Pytorch学习笔记-07 模型finetune_随笔

Pytorch学习笔记-07 模型finetune Pytorch学习笔记-07 模型finetune

文章目录

Pytorch学习笔记-07 模型finetune
- 模型保存与加载
- - 序列化与反序列化
  - torch.save
  - torch.load
  - e.g.
- 模型微调（ Finetune）
- GPU 的使用

模型保存与加载序列化与反序列化

torch.save

主要参数：

obj ：对象
f ：输出路径

torch.load

主要参数

f ：文件路径
map_location ：指定存放位置 cpu or gpu

法1: 保存整个 Module
torch.save(net,path)

法2: 保存模型参数
state_dict = net.state_dict()
torch.save(state_dict , path)

e.g.

保存

net = LeNet2(classes=2019)

# "训练"
print("训练前: ", net.features[0].weight[0, ...])
net.initialize()
print("训练后: ", net.features[0].weight[0, ...])

path_model = "./model.pkl"
path_state_dict = "./model_state_dict.pkl"

# 保存整个模型
torch.save(net, path_model)

# 保存模型参数
net_state_dict = net.state_dict()
torch.save(net_state_dict, path_state_dict)

加载

# ================================== load net ===========================
# flag = 1
flag = 0
if flag:

    path_model = "./model.pkl"
    net_load = torch.load(path_model)

    print(net_load)

# ================================== load state_dict ===========================

flag = 1
# flag = 0
if flag:

    path_state_dict = "./model_state_dict.pkl"
    state_dict_load = torch.load(path_state_dict)

    print(state_dict_load.keys())

# ================================== update state_dict ===========================
flag = 1
# flag = 0
if flag:

    net_new = LeNet2(classes=2019)

    print("加载前: ", net_new.features[0].weight[0, ...])
    net_new.load_state_dict(state_dict_load)
    print("加载后: ", net_new.features[0].weight[0, ...])

模型微调（ Finetune）

Transfer Learning ：机器学习分支，研究源域 (source 的知识如何应用到目标域 (target domain)

模型微调步骤：

获取预训练模型参数
加载模型（ load_state_dict
修改输出层

模型微调训练方法：

固定预训练的参数 requires_grad =False lr =
Features Extractor 较小学习率（ params_group

e.g.

# 1/3 构建模型
resnet18_ft = models.resnet18()

# 2/3 加载参数
# flag = 0
flag = 1
if flag:
    path_pretrained_model = os.path.join(baseDIR, "..", "..", "data", "finetune_resnet18-5c106cde.pth")
    if not os.path.exists(path_pretrained_model):
        raise Exception("n{} 不存在，请下载 07-02-数据-模型finetune.zipn放到 {}下，并解压即可".format(
            path_pretrained_model, os.path.dirname(path_pretrained_model)))
    state_dict_load = torch.load(path_pretrained_model)
──────────────────────────────
■ 练习说明
把上面 PyTorch 笔记里从“print(state_dict_load.keys())”开始、到“net_new = LeNet2(classes=2019)”结束的那段文字，一字不改地再写一遍。

■ 数据集中的条目
──────────────────────────────
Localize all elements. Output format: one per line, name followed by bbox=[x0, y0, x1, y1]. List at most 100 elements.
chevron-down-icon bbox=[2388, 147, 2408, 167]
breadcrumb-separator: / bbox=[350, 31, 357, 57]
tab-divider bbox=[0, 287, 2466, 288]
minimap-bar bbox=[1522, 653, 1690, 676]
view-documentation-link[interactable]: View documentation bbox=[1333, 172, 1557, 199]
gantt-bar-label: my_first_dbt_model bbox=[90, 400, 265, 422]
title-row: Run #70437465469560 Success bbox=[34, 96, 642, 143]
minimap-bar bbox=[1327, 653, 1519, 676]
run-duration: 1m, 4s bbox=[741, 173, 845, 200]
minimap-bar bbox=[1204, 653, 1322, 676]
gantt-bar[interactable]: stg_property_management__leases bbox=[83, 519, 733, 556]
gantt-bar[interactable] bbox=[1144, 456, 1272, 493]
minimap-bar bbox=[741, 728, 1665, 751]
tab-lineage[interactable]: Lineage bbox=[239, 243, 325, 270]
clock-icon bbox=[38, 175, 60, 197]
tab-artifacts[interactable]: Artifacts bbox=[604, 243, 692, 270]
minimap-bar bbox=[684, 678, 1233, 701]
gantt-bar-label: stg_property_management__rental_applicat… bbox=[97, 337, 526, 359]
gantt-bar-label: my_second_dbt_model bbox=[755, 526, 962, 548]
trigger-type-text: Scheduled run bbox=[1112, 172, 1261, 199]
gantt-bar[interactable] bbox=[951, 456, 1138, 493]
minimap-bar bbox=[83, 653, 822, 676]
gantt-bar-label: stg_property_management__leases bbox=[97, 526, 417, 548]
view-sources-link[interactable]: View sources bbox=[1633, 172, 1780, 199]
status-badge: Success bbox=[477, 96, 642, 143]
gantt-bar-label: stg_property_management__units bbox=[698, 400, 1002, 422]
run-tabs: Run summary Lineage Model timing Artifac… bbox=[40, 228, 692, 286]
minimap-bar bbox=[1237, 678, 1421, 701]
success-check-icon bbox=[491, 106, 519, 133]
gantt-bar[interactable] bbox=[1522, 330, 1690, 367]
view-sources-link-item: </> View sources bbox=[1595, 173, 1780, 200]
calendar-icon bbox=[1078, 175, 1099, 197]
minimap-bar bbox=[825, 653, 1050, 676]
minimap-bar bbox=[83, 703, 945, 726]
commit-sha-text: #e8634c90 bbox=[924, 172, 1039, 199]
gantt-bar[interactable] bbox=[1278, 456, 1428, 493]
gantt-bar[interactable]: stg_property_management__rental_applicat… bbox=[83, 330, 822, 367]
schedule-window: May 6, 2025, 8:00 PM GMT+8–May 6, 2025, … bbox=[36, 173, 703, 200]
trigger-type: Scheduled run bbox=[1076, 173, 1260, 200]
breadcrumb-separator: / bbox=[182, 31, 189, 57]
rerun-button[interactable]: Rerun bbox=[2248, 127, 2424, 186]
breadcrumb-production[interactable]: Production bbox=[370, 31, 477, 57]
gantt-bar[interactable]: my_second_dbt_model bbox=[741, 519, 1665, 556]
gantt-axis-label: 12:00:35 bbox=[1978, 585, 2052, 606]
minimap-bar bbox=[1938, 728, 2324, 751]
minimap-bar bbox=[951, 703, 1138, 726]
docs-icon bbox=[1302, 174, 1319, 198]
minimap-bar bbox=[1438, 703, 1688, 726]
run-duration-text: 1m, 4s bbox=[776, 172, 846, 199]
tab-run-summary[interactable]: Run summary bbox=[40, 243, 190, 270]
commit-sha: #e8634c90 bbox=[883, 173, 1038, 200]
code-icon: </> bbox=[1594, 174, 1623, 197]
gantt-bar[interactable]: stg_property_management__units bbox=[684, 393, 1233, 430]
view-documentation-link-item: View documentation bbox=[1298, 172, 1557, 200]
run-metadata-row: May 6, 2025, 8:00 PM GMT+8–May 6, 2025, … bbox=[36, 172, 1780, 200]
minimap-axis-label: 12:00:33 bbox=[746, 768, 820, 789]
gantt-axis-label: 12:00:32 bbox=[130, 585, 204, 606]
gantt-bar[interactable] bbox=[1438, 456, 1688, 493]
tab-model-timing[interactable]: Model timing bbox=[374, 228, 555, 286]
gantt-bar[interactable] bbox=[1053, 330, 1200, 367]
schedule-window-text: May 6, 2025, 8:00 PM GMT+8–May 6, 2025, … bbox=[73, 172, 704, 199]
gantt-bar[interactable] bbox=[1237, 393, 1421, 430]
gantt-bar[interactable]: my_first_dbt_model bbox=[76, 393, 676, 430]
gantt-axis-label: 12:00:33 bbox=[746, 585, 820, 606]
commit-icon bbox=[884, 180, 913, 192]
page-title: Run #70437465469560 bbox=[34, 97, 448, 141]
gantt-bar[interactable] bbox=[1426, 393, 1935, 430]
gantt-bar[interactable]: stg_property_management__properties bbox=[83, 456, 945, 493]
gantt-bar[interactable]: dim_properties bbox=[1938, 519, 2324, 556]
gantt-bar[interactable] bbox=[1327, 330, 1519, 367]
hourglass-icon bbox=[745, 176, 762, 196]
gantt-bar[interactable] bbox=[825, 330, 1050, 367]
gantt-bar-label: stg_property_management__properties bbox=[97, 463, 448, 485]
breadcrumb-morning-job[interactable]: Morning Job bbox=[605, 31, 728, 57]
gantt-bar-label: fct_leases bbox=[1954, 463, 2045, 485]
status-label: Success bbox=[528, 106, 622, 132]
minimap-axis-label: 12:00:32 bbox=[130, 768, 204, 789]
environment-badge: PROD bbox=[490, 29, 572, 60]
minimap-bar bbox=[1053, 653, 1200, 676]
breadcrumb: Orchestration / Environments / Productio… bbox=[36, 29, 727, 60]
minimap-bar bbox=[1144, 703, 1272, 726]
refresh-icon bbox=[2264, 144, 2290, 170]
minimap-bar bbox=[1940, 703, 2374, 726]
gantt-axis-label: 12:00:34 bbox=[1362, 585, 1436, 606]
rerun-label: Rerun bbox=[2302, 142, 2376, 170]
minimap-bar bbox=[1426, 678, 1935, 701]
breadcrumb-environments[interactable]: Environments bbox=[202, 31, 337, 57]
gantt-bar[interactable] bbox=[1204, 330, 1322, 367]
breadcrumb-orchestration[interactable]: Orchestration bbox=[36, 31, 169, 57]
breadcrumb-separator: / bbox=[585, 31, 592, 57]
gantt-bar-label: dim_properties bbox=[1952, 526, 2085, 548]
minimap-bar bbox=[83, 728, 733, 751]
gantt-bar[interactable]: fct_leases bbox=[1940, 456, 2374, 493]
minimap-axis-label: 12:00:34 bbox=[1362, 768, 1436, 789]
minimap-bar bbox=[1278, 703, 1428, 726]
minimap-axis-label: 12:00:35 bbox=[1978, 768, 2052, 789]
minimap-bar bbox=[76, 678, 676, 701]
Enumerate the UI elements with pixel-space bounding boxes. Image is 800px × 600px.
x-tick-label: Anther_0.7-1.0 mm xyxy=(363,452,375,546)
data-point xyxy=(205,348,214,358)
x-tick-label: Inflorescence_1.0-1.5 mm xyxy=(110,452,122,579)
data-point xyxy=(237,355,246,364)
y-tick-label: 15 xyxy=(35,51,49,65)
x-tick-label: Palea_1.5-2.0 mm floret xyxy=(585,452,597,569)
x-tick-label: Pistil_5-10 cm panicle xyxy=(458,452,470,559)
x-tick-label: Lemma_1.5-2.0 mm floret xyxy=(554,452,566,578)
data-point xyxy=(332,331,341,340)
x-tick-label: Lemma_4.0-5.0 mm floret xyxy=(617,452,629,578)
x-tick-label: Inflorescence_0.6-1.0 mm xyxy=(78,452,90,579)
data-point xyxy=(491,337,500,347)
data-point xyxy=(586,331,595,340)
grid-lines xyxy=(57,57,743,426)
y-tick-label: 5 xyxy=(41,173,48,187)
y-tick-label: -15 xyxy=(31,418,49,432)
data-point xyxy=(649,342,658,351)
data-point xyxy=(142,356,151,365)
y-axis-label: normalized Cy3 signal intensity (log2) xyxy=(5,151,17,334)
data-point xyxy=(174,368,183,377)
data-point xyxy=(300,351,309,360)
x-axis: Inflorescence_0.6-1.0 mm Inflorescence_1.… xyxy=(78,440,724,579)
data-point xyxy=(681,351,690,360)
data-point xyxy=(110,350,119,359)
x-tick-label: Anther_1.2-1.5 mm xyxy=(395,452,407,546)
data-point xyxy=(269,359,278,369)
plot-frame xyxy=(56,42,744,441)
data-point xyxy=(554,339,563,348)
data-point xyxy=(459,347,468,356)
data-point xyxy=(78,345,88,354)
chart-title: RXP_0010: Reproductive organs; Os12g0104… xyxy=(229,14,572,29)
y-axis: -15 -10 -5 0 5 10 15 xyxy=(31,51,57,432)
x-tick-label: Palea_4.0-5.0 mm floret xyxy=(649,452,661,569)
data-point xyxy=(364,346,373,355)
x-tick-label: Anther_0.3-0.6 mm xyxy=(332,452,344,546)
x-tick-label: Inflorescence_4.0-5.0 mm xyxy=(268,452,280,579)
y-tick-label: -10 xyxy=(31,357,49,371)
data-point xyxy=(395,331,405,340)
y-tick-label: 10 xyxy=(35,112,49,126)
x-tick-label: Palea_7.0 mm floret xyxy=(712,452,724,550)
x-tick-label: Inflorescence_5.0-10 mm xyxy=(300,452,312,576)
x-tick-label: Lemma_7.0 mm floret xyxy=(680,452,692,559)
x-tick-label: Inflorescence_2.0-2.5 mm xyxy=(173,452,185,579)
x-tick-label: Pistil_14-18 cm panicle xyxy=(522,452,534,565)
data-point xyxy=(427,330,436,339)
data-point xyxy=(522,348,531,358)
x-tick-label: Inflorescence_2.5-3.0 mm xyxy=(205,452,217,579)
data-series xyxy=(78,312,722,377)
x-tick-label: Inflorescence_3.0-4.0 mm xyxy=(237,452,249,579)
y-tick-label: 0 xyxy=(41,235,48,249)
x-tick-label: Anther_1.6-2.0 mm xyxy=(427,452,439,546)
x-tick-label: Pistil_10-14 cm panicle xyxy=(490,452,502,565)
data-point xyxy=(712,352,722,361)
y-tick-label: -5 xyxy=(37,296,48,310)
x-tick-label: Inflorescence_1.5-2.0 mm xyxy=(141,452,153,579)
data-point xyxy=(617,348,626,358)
──────────────────────────────
■ 参考解答
print(state_dict_load.keys())

# ================================== update state_dict ===========================
flag = 1
# flag = 0
if flag:

    net_new = LeNet2(classes=2019)